Stored items:
============

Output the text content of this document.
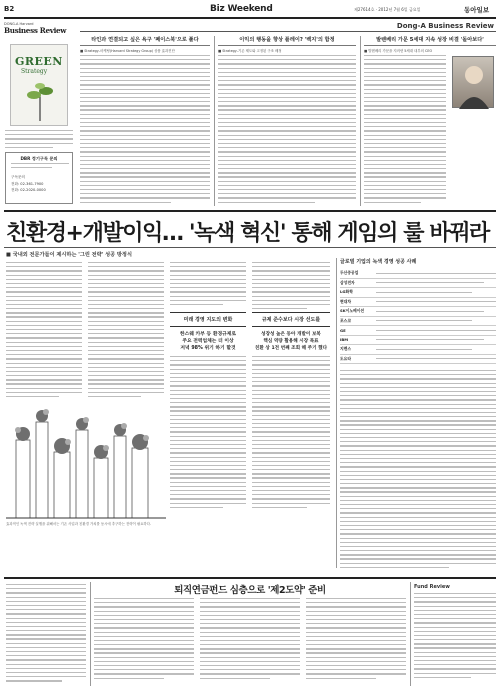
B2	Biz Weekend	제27614호 · 2012년 7월 6일 금요일	동아일보
DONG-A Harvard
Business Review
GREEN
Strategy
DBR 정기구독 문의
구독문의
전화: 02-361-7900
전화: 02-2020-0000
Dong-A Business Review
타인과 연결되고 싶은 욕구 '페이스북'으로 풀다
■ Strategy-마케팅(Harvard Strategy Group) 상품 효과진단
이익의 행동을 향상 플레이? '백지'의 함정
■ Strategy-기존 제도와 고정된 구조 배정
발렌베리 가문 5세대 지속 성장 비결 '돌아보다'
■ 발렌베리 가문을 지켜낸 5세대 내부의 CEO
친환경+개발이익… '녹색 혁신' 통해 게임의 룰 바꿔라
■ 국내외 전문가들이 제시하는 '그린 전략' 성공 방정식
미래 경영 지도의 변화
한스웨 카부 등 환경규제로
주요 전력업체는 더 이상
저녁 98% 위기 하기 할것
규제 준수보다 시장 선도를
성장성 높은 동아 개발이 보복
핵심 역량 활용해 시장 목표
친환 상 1전 번째 조회 해 주기 했다
효과적인 녹색 전략 실행을 위해서는 기존 사업과 친환경 가치를 동시에 추구하는 전략이 필요하다.
글로벌 기업의 녹색 경영 성공 사례
두산중공업
삼성전자
LG화학
현대차
SK이노베이션
포스코
GE
IBM
지멘스
도요타
퇴직연금펀드 심층으로 '제2도약' 준비	Fund Review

============

▶ _What is required_
Output each line exactly; omit every picture.

▶ _Exercise answer_
Output the text content of this document.
B2	Biz Weekend	제27614호 · 2012년 7월 6일 금요일	동아일보
DONG-A Harvard
Business Review
GREEN
Strategy
DBR 정기구독 문의
구독문의
전화: 02-361-7900
전화: 02-2020-0000
Dong-A Business Review
타인과 연결되고 싶은 욕구 '페이스북'으로 풀다
■ Strategy-마케팅(Harvard Strategy Group) 상품 효과진단
이익의 행동을 향상 플레이? '백지'의 함정
■ Strategy-기존 제도와 고정된 구조 배정
발렌베리 가문 5세대 지속 성장 비결 '돌아보다'
■ 발렌베리 가문을 지켜낸 5세대 내부의 CEO
친환경+개발이익… '녹색 혁신' 통해 게임의 룰 바꿔라
■ 국내외 전문가들이 제시하는 '그린 전략' 성공 방정식
미래 경영 지도의 변화
한스웨 카부 등 환경규제로
주요 전력업체는 더 이상
저녁 98% 위기 하기 할것
규제 준수보다 시장 선도를
성장성 높은 동아 개발이 보복
핵심 역량 활용해 시장 목표
친환 상 1전 번째 조회 해 주기 했다
효과적인 녹색 전략 실행을 위해서는 기존 사업과 친환경 가치를 동시에 추구하는 전략이 필요하다.
글로벌 기업의 녹색 경영 성공 사례
두산중공업
삼성전자
LG화학
현대차
SK이노베이션
포스코
GE
IBM
지멘스
도요타
퇴직연금펀드 심층으로 '제2도약' 준비	Fund Review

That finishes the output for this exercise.